■ **Task details**
Extract all lines from the data beneath that include the word "atom".

┄┄┄┄┄┄

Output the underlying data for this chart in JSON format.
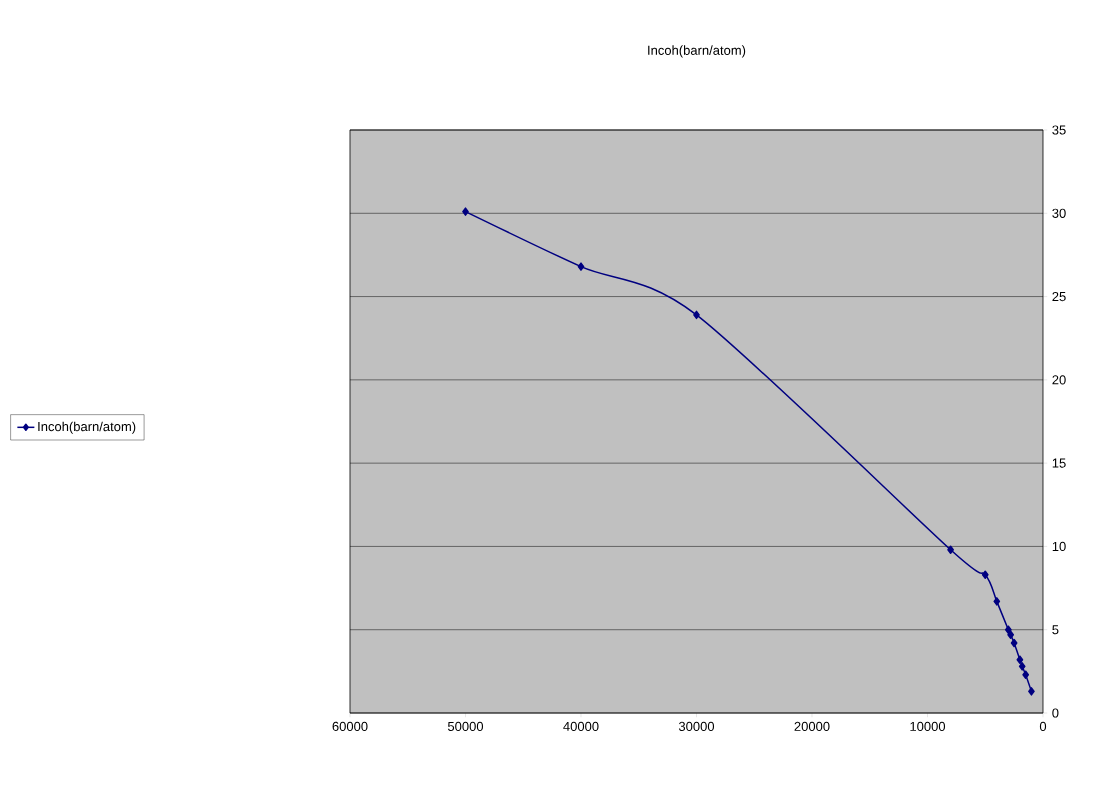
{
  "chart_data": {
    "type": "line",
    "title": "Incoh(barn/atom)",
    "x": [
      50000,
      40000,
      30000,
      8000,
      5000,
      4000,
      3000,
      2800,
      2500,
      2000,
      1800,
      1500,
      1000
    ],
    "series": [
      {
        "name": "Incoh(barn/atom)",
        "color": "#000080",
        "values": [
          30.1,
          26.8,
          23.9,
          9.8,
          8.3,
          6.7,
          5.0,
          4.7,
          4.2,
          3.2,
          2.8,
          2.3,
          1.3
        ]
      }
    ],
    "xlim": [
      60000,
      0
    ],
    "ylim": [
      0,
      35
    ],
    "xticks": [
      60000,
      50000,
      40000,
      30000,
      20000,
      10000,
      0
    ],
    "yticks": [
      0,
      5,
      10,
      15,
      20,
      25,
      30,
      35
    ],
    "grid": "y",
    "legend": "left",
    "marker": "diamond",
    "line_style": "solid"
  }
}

┄┄┄┄┄┄

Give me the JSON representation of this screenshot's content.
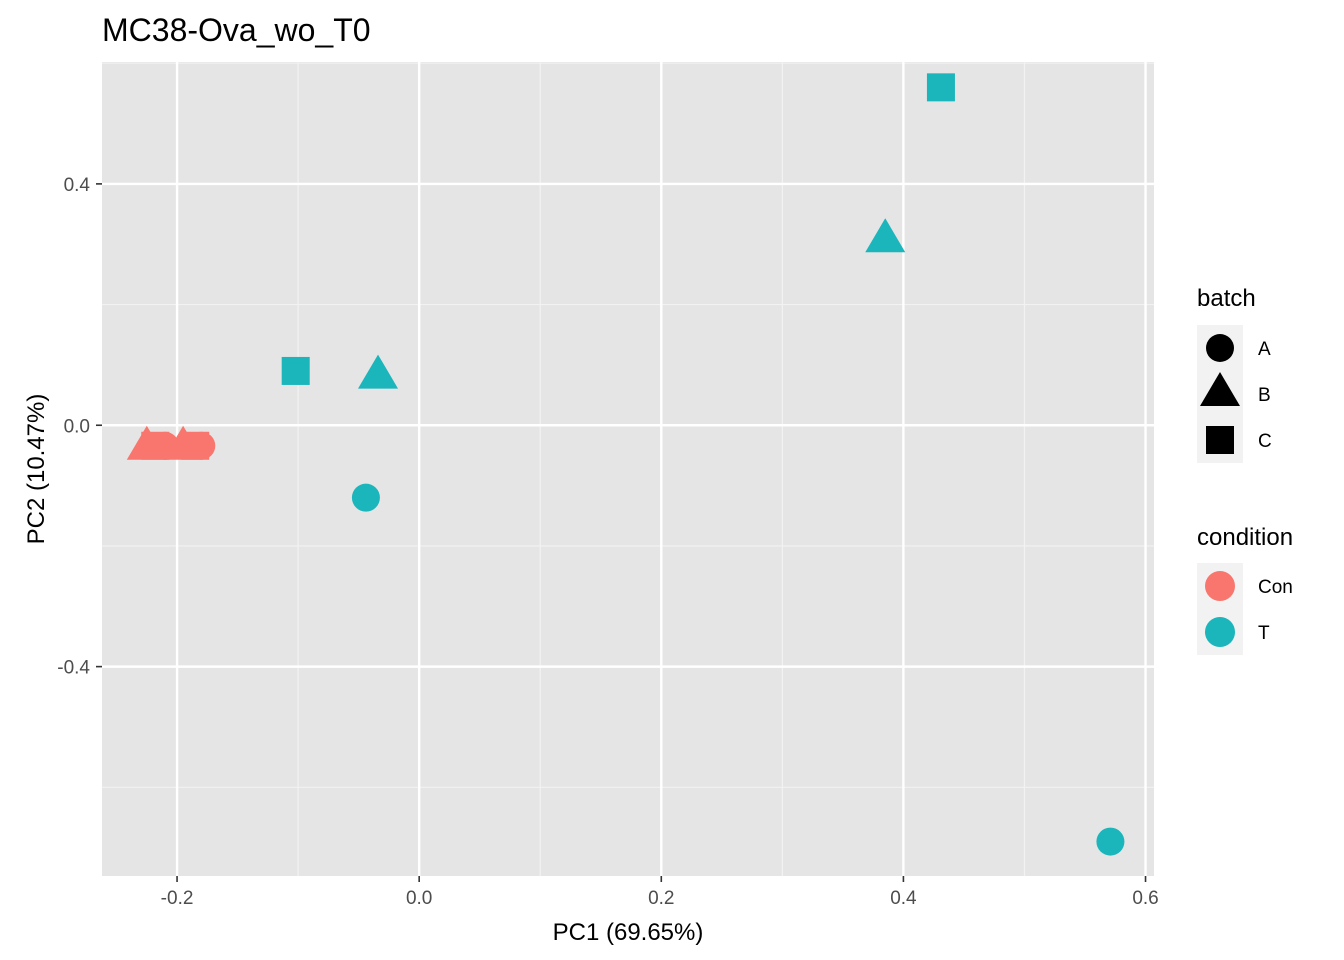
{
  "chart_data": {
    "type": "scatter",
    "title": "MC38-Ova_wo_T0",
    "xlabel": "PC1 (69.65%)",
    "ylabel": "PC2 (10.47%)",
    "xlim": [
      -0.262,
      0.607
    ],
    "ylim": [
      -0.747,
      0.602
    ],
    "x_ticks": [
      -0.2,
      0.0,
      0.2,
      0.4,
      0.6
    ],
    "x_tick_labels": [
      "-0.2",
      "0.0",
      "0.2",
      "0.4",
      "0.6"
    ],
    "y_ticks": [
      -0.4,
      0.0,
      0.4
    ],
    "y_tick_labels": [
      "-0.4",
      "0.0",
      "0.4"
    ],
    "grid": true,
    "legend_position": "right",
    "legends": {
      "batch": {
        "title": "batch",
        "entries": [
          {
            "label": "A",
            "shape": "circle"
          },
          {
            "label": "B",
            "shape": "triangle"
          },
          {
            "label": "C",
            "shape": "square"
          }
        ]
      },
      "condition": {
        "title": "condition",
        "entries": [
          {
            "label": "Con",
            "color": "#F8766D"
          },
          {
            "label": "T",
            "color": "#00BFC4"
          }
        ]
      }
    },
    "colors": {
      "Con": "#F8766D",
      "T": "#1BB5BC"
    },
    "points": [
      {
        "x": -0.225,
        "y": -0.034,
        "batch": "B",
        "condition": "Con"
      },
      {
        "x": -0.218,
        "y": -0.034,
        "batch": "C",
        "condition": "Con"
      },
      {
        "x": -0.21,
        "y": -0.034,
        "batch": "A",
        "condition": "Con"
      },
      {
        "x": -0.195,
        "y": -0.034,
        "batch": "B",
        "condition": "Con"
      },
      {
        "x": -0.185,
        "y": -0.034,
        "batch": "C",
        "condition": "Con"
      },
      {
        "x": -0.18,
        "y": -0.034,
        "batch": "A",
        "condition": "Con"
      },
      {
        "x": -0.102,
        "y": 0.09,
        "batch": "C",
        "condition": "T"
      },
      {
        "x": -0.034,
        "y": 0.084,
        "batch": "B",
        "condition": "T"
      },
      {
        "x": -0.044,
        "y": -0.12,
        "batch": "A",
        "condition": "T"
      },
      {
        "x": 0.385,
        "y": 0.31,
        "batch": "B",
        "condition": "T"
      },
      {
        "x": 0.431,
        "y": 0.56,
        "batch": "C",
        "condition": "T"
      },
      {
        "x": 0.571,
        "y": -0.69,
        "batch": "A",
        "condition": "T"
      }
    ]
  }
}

┄┄┄┄┄┄

■ **Output for this exercise**
    "title": "Incoh(barn/atom)",
        "name": "Incoh(barn/atom)",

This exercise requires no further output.